[Dataset items]
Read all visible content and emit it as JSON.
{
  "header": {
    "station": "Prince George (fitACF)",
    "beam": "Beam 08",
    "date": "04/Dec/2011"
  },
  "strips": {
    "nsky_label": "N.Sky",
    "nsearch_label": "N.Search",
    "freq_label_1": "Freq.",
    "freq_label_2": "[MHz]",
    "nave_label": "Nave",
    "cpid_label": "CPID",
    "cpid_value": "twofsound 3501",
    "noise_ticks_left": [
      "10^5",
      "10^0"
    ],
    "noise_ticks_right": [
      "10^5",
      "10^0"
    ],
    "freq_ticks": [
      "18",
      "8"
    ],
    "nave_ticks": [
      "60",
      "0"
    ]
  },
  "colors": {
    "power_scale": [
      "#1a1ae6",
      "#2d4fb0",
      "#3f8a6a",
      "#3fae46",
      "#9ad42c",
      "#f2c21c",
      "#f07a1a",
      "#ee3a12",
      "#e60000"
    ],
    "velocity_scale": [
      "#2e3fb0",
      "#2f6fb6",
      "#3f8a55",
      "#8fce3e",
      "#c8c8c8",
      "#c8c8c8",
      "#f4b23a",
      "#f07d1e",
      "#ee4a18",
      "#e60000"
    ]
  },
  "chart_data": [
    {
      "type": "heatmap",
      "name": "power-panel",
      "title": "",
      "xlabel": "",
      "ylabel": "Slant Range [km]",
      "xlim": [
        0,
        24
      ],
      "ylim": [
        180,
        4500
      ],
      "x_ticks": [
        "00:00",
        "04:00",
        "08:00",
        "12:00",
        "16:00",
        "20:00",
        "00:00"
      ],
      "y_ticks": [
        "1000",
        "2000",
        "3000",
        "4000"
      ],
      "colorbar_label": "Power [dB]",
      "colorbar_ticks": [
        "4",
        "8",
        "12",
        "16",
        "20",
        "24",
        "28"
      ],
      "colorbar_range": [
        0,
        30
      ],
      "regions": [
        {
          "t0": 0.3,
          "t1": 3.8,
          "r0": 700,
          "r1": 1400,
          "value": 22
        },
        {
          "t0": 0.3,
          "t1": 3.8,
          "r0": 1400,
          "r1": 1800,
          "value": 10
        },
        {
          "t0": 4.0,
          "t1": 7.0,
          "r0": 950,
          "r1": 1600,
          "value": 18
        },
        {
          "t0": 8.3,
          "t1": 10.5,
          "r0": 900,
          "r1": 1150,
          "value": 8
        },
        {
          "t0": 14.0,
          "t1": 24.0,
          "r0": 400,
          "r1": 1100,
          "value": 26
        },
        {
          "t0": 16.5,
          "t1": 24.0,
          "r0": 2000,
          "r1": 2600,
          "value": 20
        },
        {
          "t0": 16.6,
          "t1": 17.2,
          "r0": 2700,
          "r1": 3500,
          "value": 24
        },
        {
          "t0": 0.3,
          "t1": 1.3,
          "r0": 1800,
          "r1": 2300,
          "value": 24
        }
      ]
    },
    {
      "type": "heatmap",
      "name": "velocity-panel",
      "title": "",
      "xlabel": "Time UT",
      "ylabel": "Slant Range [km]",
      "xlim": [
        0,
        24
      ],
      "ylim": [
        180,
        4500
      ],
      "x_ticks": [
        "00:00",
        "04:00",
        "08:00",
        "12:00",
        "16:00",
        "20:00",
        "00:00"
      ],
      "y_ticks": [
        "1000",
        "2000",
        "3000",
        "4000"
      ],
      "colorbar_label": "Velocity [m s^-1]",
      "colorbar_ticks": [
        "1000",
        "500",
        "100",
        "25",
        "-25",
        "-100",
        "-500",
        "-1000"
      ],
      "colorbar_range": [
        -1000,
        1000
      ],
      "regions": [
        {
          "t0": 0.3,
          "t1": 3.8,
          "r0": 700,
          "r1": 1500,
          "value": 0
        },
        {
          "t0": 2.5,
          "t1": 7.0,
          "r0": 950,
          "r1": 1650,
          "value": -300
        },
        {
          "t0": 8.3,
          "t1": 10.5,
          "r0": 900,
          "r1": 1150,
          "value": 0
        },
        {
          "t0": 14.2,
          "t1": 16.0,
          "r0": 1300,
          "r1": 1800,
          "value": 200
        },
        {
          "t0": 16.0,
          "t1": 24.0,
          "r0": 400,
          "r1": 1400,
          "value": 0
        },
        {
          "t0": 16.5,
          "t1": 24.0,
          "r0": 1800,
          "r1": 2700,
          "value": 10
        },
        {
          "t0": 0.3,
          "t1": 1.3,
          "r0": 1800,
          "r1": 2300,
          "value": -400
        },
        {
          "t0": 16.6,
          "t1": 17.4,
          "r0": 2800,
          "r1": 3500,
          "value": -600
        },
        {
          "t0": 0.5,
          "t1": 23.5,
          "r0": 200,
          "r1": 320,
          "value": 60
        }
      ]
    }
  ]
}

__PROBLEM STATEMENT__. Exactly as written, please output every entry.

__FULL OUTPUT__.
Read all visible content and emit it as JSON.
{
  "header": {
    "station": "Prince George (fitACF)",
    "beam": "Beam 08",
    "date": "04/Dec/2011"
  },
  "strips": {
    "nsky_label": "N.Sky",
    "nsearch_label": "N.Search",
    "freq_label_1": "Freq.",
    "freq_label_2": "[MHz]",
    "nave_label": "Nave",
    "cpid_label": "CPID",
    "cpid_value": "twofsound 3501",
    "noise_ticks_left": [
      "10^5",
      "10^0"
    ],
    "noise_ticks_right": [
      "10^5",
      "10^0"
    ],
    "freq_ticks": [
      "18",
      "8"
    ],
    "nave_ticks": [
      "60",
      "0"
    ]
  },
  "colors": {
    "power_scale": [
      "#1a1ae6",
      "#2d4fb0",
      "#3f8a6a",
      "#3fae46",
      "#9ad42c",
      "#f2c21c",
      "#f07a1a",
      "#ee3a12",
      "#e60000"
    ],
    "velocity_scale": [
      "#2e3fb0",
      "#2f6fb6",
      "#3f8a55",
      "#8fce3e",
      "#c8c8c8",
      "#c8c8c8",
      "#f4b23a",
      "#f07d1e",
      "#ee4a18",
      "#e60000"
    ]
  },
  "chart_data": [
    {
      "type": "heatmap",
      "name": "power-panel",
      "title": "",
      "xlabel": "",
      "ylabel": "Slant Range [km]",
      "xlim": [
        0,
        24
      ],
      "ylim": [
        180,
        4500
      ],
      "x_ticks": [
        "00:00",
        "04:00",
        "08:00",
        "12:00",
        "16:00",
        "20:00",
        "00:00"
      ],
      "y_ticks": [
        "1000",
        "2000",
        "3000",
        "4000"
      ],
      "colorbar_label": "Power [dB]",
      "colorbar_ticks": [
        "4",
        "8",
        "12",
        "16",
        "20",
        "24",
        "28"
      ],
      "colorbar_range": [
        0,
        30
      ],
      "regions": [
        {
          "t0": 0.3,
          "t1": 3.8,
          "r0": 700,
          "r1": 1400,
          "value": 22
        },
        {
          "t0": 0.3,
          "t1": 3.8,
          "r0": 1400,
          "r1": 1800,
          "value": 10
        },
        {
          "t0": 4.0,
          "t1": 7.0,
          "r0": 950,
          "r1": 1600,
          "value": 18
        },
        {
          "t0": 8.3,
          "t1": 10.5,
          "r0": 900,
          "r1": 1150,
          "value": 8
        },
        {
          "t0": 14.0,
          "t1": 24.0,
          "r0": 400,
          "r1": 1100,
          "value": 26
        },
        {
          "t0": 16.5,
          "t1": 24.0,
          "r0": 2000,
          "r1": 2600,
          "value": 20
        },
        {
          "t0": 16.6,
          "t1": 17.2,
          "r0": 2700,
          "r1": 3500,
          "value": 24
        },
        {
          "t0": 0.3,
          "t1": 1.3,
          "r0": 1800,
          "r1": 2300,
          "value": 24
        }
      ]
    },
    {
      "type": "heatmap",
      "name": "velocity-panel",
      "title": "",
      "xlabel": "Time UT",
      "ylabel": "Slant Range [km]",
      "xlim": [
        0,
        24
      ],
      "ylim": [
        180,
        4500
      ],
      "x_ticks": [
        "00:00",
        "04:00",
        "08:00",
        "12:00",
        "16:00",
        "20:00",
        "00:00"
      ],
      "y_ticks": [
        "1000",
        "2000",
        "3000",
        "4000"
      ],
      "colorbar_label": "Velocity [m s^-1]",
      "colorbar_ticks": [
        "1000",
        "500",
        "100",
        "25",
        "-25",
        "-100",
        "-500",
        "-1000"
      ],
      "colorbar_range": [
        -1000,
        1000
      ],
      "regions": [
        {
          "t0": 0.3,
          "t1": 3.8,
          "r0": 700,
          "r1": 1500,
          "value": 0
        },
        {
          "t0": 2.5,
          "t1": 7.0,
          "r0": 950,
          "r1": 1650,
          "value": -300
        },
        {
          "t0": 8.3,
          "t1": 10.5,
          "r0": 900,
          "r1": 1150,
          "value": 0
        },
        {
          "t0": 14.2,
          "t1": 16.0,
          "r0": 1300,
          "r1": 1800,
          "value": 200
        },
        {
          "t0": 16.0,
          "t1": 24.0,
          "r0": 400,
          "r1": 1400,
          "value": 0
        },
        {
          "t0": 16.5,
          "t1": 24.0,
          "r0": 1800,
          "r1": 2700,
          "value": 10
        },
        {
          "t0": 0.3,
          "t1": 1.3,
          "r0": 1800,
          "r1": 2300,
          "value": -400
        },
        {
          "t0": 16.6,
          "t1": 17.4,
          "r0": 2800,
          "r1": 3500,
          "value": -600
        },
        {
          "t0": 0.5,
          "t1": 23.5,
          "r0": 200,
          "r1": 320,
          "value": 60
        }
      ]
    }
  ]
}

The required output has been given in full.